What the exercise asks:
Read the records below. Copy each line where the string "رہتا" occurs.

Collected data
^^^^

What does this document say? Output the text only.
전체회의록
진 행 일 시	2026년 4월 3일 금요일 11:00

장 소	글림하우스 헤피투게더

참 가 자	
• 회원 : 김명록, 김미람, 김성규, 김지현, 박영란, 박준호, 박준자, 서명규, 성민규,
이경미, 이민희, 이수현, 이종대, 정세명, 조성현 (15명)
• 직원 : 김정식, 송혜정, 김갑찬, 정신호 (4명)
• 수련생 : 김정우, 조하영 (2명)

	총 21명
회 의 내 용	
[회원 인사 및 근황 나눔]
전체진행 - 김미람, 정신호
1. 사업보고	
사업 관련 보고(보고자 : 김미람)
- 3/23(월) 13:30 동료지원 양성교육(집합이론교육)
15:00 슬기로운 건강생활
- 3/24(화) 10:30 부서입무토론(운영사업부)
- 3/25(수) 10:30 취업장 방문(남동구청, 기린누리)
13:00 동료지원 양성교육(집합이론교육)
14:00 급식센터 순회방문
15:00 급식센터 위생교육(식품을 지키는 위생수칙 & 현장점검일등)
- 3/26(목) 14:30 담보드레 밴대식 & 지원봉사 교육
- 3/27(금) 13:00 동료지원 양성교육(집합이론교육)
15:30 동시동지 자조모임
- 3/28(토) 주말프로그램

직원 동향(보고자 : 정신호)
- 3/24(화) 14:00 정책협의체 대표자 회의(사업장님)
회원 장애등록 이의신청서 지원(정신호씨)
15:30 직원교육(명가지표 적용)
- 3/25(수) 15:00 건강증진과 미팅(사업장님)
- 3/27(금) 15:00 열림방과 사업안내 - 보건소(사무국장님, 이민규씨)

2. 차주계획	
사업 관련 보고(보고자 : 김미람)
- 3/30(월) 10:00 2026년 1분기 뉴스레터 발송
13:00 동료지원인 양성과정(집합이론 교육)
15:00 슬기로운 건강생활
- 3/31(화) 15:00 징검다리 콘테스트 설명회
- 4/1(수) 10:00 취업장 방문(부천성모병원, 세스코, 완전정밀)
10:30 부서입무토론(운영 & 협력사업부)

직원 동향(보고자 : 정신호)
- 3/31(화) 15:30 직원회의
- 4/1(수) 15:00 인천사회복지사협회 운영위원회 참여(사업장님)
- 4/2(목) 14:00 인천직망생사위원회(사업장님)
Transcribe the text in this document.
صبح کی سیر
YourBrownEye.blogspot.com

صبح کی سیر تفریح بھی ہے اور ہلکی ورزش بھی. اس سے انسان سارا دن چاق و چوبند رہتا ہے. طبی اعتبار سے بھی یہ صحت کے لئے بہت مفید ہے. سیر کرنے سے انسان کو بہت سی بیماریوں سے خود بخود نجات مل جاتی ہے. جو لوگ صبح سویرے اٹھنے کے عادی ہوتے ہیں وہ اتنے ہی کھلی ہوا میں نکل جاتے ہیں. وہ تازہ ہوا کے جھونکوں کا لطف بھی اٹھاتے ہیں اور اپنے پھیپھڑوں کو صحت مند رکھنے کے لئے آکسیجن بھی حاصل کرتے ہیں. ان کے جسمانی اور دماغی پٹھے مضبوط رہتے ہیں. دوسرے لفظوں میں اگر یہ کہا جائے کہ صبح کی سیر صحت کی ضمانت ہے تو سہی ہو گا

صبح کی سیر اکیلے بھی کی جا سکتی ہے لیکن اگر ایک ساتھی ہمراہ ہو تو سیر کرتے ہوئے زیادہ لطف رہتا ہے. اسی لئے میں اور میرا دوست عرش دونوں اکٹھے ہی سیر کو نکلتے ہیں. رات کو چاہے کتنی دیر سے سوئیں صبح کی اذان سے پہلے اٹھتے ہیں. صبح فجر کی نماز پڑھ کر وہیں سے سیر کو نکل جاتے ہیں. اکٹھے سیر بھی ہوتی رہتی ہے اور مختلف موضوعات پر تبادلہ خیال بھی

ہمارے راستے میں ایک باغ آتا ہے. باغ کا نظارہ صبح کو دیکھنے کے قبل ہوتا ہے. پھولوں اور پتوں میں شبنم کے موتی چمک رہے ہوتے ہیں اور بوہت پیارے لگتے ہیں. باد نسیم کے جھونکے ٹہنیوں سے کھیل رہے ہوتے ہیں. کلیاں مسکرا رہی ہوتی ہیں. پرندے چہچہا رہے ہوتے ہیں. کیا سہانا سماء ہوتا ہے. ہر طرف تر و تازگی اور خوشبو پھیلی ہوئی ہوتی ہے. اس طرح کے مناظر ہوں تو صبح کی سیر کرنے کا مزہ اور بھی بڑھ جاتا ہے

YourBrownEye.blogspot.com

^^^^

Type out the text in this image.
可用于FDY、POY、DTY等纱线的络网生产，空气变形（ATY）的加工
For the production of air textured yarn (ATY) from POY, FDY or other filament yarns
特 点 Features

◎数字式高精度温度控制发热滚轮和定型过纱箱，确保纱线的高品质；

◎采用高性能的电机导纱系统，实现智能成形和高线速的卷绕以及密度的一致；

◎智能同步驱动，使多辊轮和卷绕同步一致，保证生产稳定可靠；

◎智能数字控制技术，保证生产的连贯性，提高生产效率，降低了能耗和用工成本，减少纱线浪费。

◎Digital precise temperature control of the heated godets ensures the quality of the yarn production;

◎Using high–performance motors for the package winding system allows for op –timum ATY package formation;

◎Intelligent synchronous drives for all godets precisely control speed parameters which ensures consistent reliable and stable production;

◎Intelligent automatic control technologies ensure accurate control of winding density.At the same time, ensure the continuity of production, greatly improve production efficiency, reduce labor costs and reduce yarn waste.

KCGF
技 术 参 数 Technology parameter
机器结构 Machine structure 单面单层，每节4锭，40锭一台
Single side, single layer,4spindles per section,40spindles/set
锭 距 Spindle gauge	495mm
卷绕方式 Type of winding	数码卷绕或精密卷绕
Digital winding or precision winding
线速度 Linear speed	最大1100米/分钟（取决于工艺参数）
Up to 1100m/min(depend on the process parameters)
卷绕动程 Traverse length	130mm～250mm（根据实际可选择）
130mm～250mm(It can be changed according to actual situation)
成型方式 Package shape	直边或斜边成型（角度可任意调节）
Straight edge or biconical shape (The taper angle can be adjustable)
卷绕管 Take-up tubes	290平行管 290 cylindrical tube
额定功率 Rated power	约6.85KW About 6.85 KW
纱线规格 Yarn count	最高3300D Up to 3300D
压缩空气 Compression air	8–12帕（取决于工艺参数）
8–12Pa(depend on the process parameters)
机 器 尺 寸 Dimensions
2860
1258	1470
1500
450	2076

^^^^

Reply:
صبح کی سیر تفریح بھی ہے اور ہلکی ورزش بھی. اس سے انسان سارا دن چاق و چوبند رہتا ہے. طبی اعتبار سے بھی یہ صحت کے لئے بہت مفید ہے. سیر کرنے سے انسان کو بہت سی بیماریوں سے خود بخود نجات مل جاتی ہے. جو لوگ صبح سویرے اٹھنے کے عادی ہوتے ہیں وہ اتنے ہی کھلی ہوا میں نکل جاتے ہیں. وہ تازہ ہوا کے جھونکوں کا لطف بھی اٹھاتے ہیں اور اپنے پھیپھڑوں کو صحت مند رکھنے کے لئے آکسیجن بھی حاصل کرتے ہیں. ان کے جسمانی اور دماغی پٹھے مضبوط رہتے ہیں. دوسرے لفظوں میں اگر یہ کہا جائے کہ صبح کی سیر صحت کی ضمانت ہے تو سہی ہو گا
صبح کی سیر اکیلے بھی کی جا سکتی ہے لیکن اگر ایک ساتھی ہمراہ ہو تو سیر کرتے ہوئے زیادہ لطف رہتا ہے. اسی لئے میں اور میرا دوست عرش دونوں اکٹھے ہی سیر کو نکلتے ہیں. رات کو چاہے کتنی دیر سے سوئیں صبح کی اذان سے پہلے اٹھتے ہیں. صبح فجر کی نماز پڑھ کر وہیں سے سیر کو نکل جاتے ہیں. اکٹھے سیر بھی ہوتی رہتی ہے اور مختلف موضوعات پر تبادلہ خیال بھی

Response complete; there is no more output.